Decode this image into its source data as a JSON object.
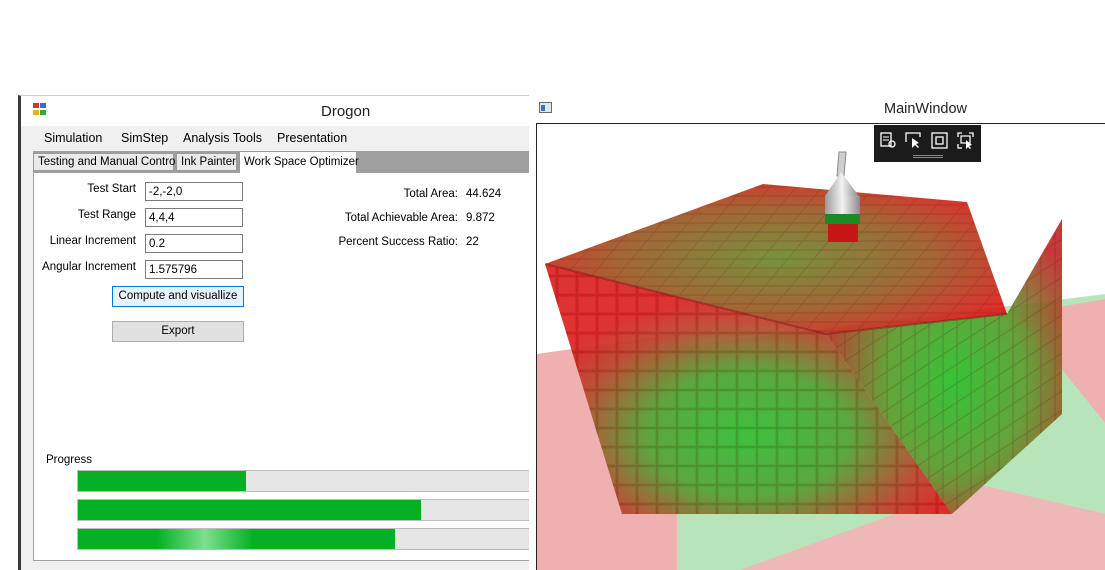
{
  "left_window": {
    "title": "Drogon",
    "menu": [
      "Simulation",
      "SimStep",
      "Analysis Tools",
      "Presentation"
    ],
    "tabs": [
      {
        "label": "Testing and Manual Control",
        "active": false
      },
      {
        "label": "Ink Painter",
        "active": false
      },
      {
        "label": "Work Space Optimizer",
        "active": true
      }
    ],
    "form": {
      "test_start": {
        "label": "Test Start",
        "value": "-2,-2,0"
      },
      "test_range": {
        "label": "Test Range",
        "value": "4,4,4"
      },
      "linear_increment": {
        "label": "Linear Increment",
        "value": "0.2"
      },
      "angular_increment": {
        "label": "Angular Increment",
        "value": "1.575796"
      }
    },
    "buttons": {
      "compute": "Compute and visuallize",
      "export": "Export"
    },
    "stats": {
      "total_area": {
        "label": "Total Area:",
        "value": "44.624"
      },
      "total_achievable_area": {
        "label": "Total Achievable Area:",
        "value": "9.872"
      },
      "percent_success_ratio": {
        "label": "Percent Success Ratio:",
        "value": "22"
      }
    },
    "progress": {
      "label": "Progress",
      "bars": [
        0.37,
        0.755,
        0.698
      ]
    }
  },
  "right_window": {
    "title": "MainWindow",
    "debug_toolbar_icons": [
      "select-element-icon",
      "hover-select-icon",
      "layout-adorner-icon",
      "track-focus-icon"
    ]
  },
  "colors": {
    "progress_green": "#06b025",
    "voxel_red": "#e01414",
    "voxel_green": "#1bb32a",
    "floor_red": "#eeaaaa",
    "floor_green": "#b5e4b8"
  }
}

┄┄┄┄┄┄┄┄┄┄┄┄┄┄┄┄┄┄┄┄

◆ Set problem
Reproduce all entries exactly. Pictures do not belong in the copy.

◆ Result
Decode this image into its source data as a JSON object.
{
  "left_window": {
    "title": "Drogon",
    "menu": [
      "Simulation",
      "SimStep",
      "Analysis Tools",
      "Presentation"
    ],
    "tabs": [
      {
        "label": "Testing and Manual Control",
        "active": false
      },
      {
        "label": "Ink Painter",
        "active": false
      },
      {
        "label": "Work Space Optimizer",
        "active": true
      }
    ],
    "form": {
      "test_start": {
        "label": "Test Start",
        "value": "-2,-2,0"
      },
      "test_range": {
        "label": "Test Range",
        "value": "4,4,4"
      },
      "linear_increment": {
        "label": "Linear Increment",
        "value": "0.2"
      },
      "angular_increment": {
        "label": "Angular Increment",
        "value": "1.575796"
      }
    },
    "buttons": {
      "compute": "Compute and visuallize",
      "export": "Export"
    },
    "stats": {
      "total_area": {
        "label": "Total Area:",
        "value": "44.624"
      },
      "total_achievable_area": {
        "label": "Total Achievable Area:",
        "value": "9.872"
      },
      "percent_success_ratio": {
        "label": "Percent Success Ratio:",
        "value": "22"
      }
    },
    "progress": {
      "label": "Progress",
      "bars": [
        0.37,
        0.755,
        0.698
      ]
    }
  },
  "right_window": {
    "title": "MainWindow",
    "debug_toolbar_icons": [
      "select-element-icon",
      "hover-select-icon",
      "layout-adorner-icon",
      "track-focus-icon"
    ]
  },
  "colors": {
    "progress_green": "#06b025",
    "voxel_red": "#e01414",
    "voxel_green": "#1bb32a",
    "floor_red": "#eeaaaa",
    "floor_green": "#b5e4b8"
  }
}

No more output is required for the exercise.